EXERCISE INPUT:

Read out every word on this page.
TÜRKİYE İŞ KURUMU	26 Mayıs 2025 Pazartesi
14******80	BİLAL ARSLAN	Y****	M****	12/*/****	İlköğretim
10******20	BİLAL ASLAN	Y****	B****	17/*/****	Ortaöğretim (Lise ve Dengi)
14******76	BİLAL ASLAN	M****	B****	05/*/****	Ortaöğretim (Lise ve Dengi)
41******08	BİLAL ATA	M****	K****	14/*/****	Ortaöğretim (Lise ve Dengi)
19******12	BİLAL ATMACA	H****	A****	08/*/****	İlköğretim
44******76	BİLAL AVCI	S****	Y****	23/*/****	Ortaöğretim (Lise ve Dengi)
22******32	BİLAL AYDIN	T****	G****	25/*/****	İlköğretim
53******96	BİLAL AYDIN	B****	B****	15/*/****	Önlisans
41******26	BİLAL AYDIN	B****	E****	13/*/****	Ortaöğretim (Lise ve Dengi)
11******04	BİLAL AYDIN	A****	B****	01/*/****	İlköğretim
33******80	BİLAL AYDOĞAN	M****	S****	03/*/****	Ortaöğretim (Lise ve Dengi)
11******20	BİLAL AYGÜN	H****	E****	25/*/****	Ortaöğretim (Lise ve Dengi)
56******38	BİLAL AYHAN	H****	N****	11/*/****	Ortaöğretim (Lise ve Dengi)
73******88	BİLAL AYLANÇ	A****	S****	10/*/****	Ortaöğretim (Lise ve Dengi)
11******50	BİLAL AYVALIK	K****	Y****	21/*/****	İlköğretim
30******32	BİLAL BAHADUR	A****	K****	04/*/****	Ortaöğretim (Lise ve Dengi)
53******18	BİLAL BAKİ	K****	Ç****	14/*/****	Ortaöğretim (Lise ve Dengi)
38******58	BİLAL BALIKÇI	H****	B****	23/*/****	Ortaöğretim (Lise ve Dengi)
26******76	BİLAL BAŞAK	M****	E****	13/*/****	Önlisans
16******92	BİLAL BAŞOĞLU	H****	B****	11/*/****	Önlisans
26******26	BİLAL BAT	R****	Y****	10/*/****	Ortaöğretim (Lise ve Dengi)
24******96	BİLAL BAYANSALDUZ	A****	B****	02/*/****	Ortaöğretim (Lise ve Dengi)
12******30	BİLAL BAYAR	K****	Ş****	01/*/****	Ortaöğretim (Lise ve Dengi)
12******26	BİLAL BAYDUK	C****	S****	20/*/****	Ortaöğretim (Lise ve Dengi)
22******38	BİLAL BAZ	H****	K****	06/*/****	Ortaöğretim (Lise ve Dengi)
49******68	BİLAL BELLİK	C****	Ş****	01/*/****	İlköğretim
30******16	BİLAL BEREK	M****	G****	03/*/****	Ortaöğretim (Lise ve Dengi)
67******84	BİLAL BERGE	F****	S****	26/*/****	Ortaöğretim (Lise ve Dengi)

DIRECTIVE:
Restate all of the entries exactly, please.

RESPONSE BELOW:
Read out every word on this page.
TÜRKİYE İŞ KURUMU	26 Mayıs 2025 Pazartesi
14******80	BİLAL ARSLAN	Y****	M****	12/*/****	İlköğretim
10******20	BİLAL ASLAN	Y****	B****	17/*/****	Ortaöğretim (Lise ve Dengi)
14******76	BİLAL ASLAN	M****	B****	05/*/****	Ortaöğretim (Lise ve Dengi)
41******08	BİLAL ATA	M****	K****	14/*/****	Ortaöğretim (Lise ve Dengi)
19******12	BİLAL ATMACA	H****	A****	08/*/****	İlköğretim
44******76	BİLAL AVCI	S****	Y****	23/*/****	Ortaöğretim (Lise ve Dengi)
22******32	BİLAL AYDIN	T****	G****	25/*/****	İlköğretim
53******96	BİLAL AYDIN	B****	B****	15/*/****	Önlisans
41******26	BİLAL AYDIN	B****	E****	13/*/****	Ortaöğretim (Lise ve Dengi)
11******04	BİLAL AYDIN	A****	B****	01/*/****	İlköğretim
33******80	BİLAL AYDOĞAN	M****	S****	03/*/****	Ortaöğretim (Lise ve Dengi)
11******20	BİLAL AYGÜN	H****	E****	25/*/****	Ortaöğretim (Lise ve Dengi)
56******38	BİLAL AYHAN	H****	N****	11/*/****	Ortaöğretim (Lise ve Dengi)
73******88	BİLAL AYLANÇ	A****	S****	10/*/****	Ortaöğretim (Lise ve Dengi)
11******50	BİLAL AYVALIK	K****	Y****	21/*/****	İlköğretim
30******32	BİLAL BAHADUR	A****	K****	04/*/****	Ortaöğretim (Lise ve Dengi)
53******18	BİLAL BAKİ	K****	Ç****	14/*/****	Ortaöğretim (Lise ve Dengi)
38******58	BİLAL BALIKÇI	H****	B****	23/*/****	Ortaöğretim (Lise ve Dengi)
26******76	BİLAL BAŞAK	M****	E****	13/*/****	Önlisans
16******92	BİLAL BAŞOĞLU	H****	B****	11/*/****	Önlisans
26******26	BİLAL BAT	R****	Y****	10/*/****	Ortaöğretim (Lise ve Dengi)
24******96	BİLAL BAYANSALDUZ	A****	B****	02/*/****	Ortaöğretim (Lise ve Dengi)
12******30	BİLAL BAYAR	K****	Ş****	01/*/****	Ortaöğretim (Lise ve Dengi)
12******26	BİLAL BAYDUK	C****	S****	20/*/****	Ortaöğretim (Lise ve Dengi)
22******38	BİLAL BAZ	H****	K****	06/*/****	Ortaöğretim (Lise ve Dengi)
49******68	BİLAL BELLİK	C****	Ş****	01/*/****	İlköğretim
30******16	BİLAL BEREK	M****	G****	03/*/****	Ortaöğretim (Lise ve Dengi)
67******84	BİLAL BERGE	F****	S****	26/*/****	Ortaöğretim (Lise ve Dengi)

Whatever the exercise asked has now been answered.